**DATA FOR THIS TASK**:
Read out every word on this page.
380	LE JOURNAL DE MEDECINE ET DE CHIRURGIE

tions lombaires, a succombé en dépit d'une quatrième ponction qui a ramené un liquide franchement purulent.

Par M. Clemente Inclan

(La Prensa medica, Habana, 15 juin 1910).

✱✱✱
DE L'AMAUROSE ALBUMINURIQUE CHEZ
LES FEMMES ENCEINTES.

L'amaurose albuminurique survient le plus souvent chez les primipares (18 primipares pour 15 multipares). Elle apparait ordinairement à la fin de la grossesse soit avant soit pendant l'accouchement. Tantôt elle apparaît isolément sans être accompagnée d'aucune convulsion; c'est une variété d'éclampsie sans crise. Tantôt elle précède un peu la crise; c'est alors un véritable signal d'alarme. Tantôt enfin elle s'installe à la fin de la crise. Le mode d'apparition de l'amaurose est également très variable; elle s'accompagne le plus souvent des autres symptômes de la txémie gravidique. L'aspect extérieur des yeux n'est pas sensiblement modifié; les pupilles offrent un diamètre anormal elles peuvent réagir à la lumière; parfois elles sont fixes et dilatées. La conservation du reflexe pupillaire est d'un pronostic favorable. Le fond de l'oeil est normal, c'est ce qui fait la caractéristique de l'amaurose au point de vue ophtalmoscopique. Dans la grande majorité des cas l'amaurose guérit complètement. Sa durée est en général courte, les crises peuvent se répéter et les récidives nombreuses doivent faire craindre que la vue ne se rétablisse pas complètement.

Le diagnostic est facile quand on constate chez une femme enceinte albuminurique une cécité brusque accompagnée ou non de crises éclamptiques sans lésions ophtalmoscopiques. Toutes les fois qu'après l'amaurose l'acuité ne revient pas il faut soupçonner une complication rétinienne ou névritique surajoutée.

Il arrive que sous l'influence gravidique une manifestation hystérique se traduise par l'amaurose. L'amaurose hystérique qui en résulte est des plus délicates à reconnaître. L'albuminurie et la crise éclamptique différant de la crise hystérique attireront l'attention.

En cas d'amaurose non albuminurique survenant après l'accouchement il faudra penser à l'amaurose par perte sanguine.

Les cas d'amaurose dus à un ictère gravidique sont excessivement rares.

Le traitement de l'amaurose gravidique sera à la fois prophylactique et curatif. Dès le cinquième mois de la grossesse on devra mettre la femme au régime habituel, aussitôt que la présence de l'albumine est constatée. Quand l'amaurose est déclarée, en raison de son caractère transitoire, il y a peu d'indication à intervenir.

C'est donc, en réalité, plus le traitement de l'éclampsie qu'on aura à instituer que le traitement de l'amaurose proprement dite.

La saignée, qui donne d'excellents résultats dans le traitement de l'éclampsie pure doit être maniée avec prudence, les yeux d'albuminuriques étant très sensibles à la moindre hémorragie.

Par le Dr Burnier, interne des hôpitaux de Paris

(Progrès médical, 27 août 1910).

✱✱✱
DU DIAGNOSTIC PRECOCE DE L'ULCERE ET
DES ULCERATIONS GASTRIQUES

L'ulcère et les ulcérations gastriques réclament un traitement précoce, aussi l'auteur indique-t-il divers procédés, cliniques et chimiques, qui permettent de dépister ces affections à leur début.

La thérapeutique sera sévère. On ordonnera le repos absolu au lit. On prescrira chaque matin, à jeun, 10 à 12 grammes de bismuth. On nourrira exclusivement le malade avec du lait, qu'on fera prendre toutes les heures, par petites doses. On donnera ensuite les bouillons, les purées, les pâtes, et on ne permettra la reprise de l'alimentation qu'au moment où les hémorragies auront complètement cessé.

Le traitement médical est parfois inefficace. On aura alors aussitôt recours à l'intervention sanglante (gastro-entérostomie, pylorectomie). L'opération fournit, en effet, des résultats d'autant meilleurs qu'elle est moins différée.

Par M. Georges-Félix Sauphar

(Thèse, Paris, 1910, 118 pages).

**TASK DETAILS**: Output each record precisely as given.

**THE RESULT**:
Read out every word on this page.
380	LE JOURNAL DE MEDECINE ET DE CHIRURGIE

tions lombaires, a succombé en dépit d'une quatrième ponction qui a ramené un liquide franchement purulent.

Par M. Clemente Inclan

(La Prensa medica, Habana, 15 juin 1910).

✱✱✱
DE L'AMAUROSE ALBUMINURIQUE CHEZ
LES FEMMES ENCEINTES.

L'amaurose albuminurique survient le plus souvent chez les primipares (18 primipares pour 15 multipares). Elle apparait ordinairement à la fin de la grossesse soit avant soit pendant l'accouchement. Tantôt elle apparaît isolément sans être accompagnée d'aucune convulsion; c'est une variété d'éclampsie sans crise. Tantôt elle précède un peu la crise; c'est alors un véritable signal d'alarme. Tantôt enfin elle s'installe à la fin de la crise. Le mode d'apparition de l'amaurose est également très variable; elle s'accompagne le plus souvent des autres symptômes de la txémie gravidique. L'aspect extérieur des yeux n'est pas sensiblement modifié; les pupilles offrent un diamètre anormal elles peuvent réagir à la lumière; parfois elles sont fixes et dilatées. La conservation du reflexe pupillaire est d'un pronostic favorable. Le fond de l'oeil est normal, c'est ce qui fait la caractéristique de l'amaurose au point de vue ophtalmoscopique. Dans la grande majorité des cas l'amaurose guérit complètement. Sa durée est en général courte, les crises peuvent se répéter et les récidives nombreuses doivent faire craindre que la vue ne se rétablisse pas complètement.

Le diagnostic est facile quand on constate chez une femme enceinte albuminurique une cécité brusque accompagnée ou non de crises éclamptiques sans lésions ophtalmoscopiques. Toutes les fois qu'après l'amaurose l'acuité ne revient pas il faut soupçonner une complication rétinienne ou névritique surajoutée.

Il arrive que sous l'influence gravidique une manifestation hystérique se traduise par l'amaurose. L'amaurose hystérique qui en résulte est des plus délicates à reconnaître. L'albuminurie et la crise éclamptique différant de la crise hystérique attireront l'attention.

En cas d'amaurose non albuminurique survenant après l'accouchement il faudra penser à l'amaurose par perte sanguine.

Les cas d'amaurose dus à un ictère gravidique sont excessivement rares.

Le traitement de l'amaurose gravidique sera à la fois prophylactique et curatif. Dès le cinquième mois de la grossesse on devra mettre la femme au régime habituel, aussitôt que la présence de l'albumine est constatée. Quand l'amaurose est déclarée, en raison de son caractère transitoire, il y a peu d'indication à intervenir.

C'est donc, en réalité, plus le traitement de l'éclampsie qu'on aura à instituer que le traitement de l'amaurose proprement dite.

La saignée, qui donne d'excellents résultats dans le traitement de l'éclampsie pure doit être maniée avec prudence, les yeux d'albuminuriques étant très sensibles à la moindre hémorragie.

Par le Dr Burnier, interne des hôpitaux de Paris

(Progrès médical, 27 août 1910).

✱✱✱
DU DIAGNOSTIC PRECOCE DE L'ULCERE ET
DES ULCERATIONS GASTRIQUES

L'ulcère et les ulcérations gastriques réclament un traitement précoce, aussi l'auteur indique-t-il divers procédés, cliniques et chimiques, qui permettent de dépister ces affections à leur début.

La thérapeutique sera sévère. On ordonnera le repos absolu au lit. On prescrira chaque matin, à jeun, 10 à 12 grammes de bismuth. On nourrira exclusivement le malade avec du lait, qu'on fera prendre toutes les heures, par petites doses. On donnera ensuite les bouillons, les purées, les pâtes, et on ne permettra la reprise de l'alimentation qu'au moment où les hémorragies auront complètement cessé.

Le traitement médical est parfois inefficace. On aura alors aussitôt recours à l'intervention sanglante (gastro-entérostomie, pylorectomie). L'opération fournit, en effet, des résultats d'autant meilleurs qu'elle est moins différée.

Par M. Georges-Félix Sauphar

(Thèse, Paris, 1910, 118 pages).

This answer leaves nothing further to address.